Stated exercise: Omit every picture while repeating the entries exactly.
** Start of Listing **
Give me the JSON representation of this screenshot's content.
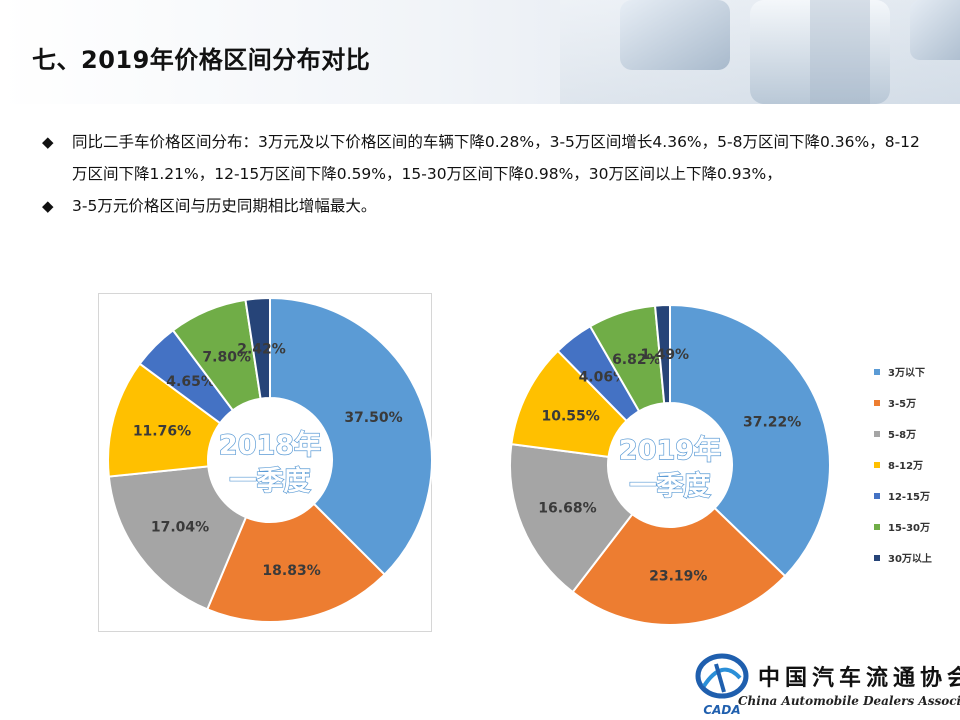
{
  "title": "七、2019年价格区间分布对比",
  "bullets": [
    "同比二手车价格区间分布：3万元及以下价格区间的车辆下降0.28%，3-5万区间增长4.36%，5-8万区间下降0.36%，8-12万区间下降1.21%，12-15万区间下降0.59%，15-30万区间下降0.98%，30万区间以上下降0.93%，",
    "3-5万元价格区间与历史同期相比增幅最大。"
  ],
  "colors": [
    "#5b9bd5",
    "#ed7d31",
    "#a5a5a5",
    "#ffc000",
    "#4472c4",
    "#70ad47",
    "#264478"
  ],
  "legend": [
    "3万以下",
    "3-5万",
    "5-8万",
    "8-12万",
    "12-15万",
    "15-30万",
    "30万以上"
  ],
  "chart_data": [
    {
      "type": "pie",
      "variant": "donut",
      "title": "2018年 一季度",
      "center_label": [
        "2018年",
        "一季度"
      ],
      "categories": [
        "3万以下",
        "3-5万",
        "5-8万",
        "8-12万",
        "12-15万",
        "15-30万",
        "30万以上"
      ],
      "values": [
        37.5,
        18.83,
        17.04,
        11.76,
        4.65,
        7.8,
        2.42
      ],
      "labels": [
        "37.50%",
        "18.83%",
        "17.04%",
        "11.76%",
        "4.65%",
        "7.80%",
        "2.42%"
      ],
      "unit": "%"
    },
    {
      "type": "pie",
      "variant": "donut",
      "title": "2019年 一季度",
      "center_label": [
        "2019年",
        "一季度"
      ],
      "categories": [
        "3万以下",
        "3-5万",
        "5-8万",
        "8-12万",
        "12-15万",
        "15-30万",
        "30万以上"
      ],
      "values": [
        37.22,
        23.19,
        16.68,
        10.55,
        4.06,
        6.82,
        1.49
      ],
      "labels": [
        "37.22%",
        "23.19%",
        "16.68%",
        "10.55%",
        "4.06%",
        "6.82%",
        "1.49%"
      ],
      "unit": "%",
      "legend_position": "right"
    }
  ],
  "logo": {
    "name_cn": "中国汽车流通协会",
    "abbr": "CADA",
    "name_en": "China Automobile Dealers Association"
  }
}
** End of Listing **
Task result:
Give me the JSON representation of this screenshot's content.
{
  "title": "七、2019年价格区间分布对比",
  "bullets": [
    "同比二手车价格区间分布：3万元及以下价格区间的车辆下降0.28%，3-5万区间增长4.36%，5-8万区间下降0.36%，8-12万区间下降1.21%，12-15万区间下降0.59%，15-30万区间下降0.98%，30万区间以上下降0.93%，",
    "3-5万元价格区间与历史同期相比增幅最大。"
  ],
  "colors": [
    "#5b9bd5",
    "#ed7d31",
    "#a5a5a5",
    "#ffc000",
    "#4472c4",
    "#70ad47",
    "#264478"
  ],
  "legend": [
    "3万以下",
    "3-5万",
    "5-8万",
    "8-12万",
    "12-15万",
    "15-30万",
    "30万以上"
  ],
  "chart_data": [
    {
      "type": "pie",
      "variant": "donut",
      "title": "2018年 一季度",
      "center_label": [
        "2018年",
        "一季度"
      ],
      "categories": [
        "3万以下",
        "3-5万",
        "5-8万",
        "8-12万",
        "12-15万",
        "15-30万",
        "30万以上"
      ],
      "values": [
        37.5,
        18.83,
        17.04,
        11.76,
        4.65,
        7.8,
        2.42
      ],
      "labels": [
        "37.50%",
        "18.83%",
        "17.04%",
        "11.76%",
        "4.65%",
        "7.80%",
        "2.42%"
      ],
      "unit": "%"
    },
    {
      "type": "pie",
      "variant": "donut",
      "title": "2019年 一季度",
      "center_label": [
        "2019年",
        "一季度"
      ],
      "categories": [
        "3万以下",
        "3-5万",
        "5-8万",
        "8-12万",
        "12-15万",
        "15-30万",
        "30万以上"
      ],
      "values": [
        37.22,
        23.19,
        16.68,
        10.55,
        4.06,
        6.82,
        1.49
      ],
      "labels": [
        "37.22%",
        "23.19%",
        "16.68%",
        "10.55%",
        "4.06%",
        "6.82%",
        "1.49%"
      ],
      "unit": "%",
      "legend_position": "right"
    }
  ],
  "logo": {
    "name_cn": "中国汽车流通协会",
    "abbr": "CADA",
    "name_en": "China Automobile Dealers Association"
  }
}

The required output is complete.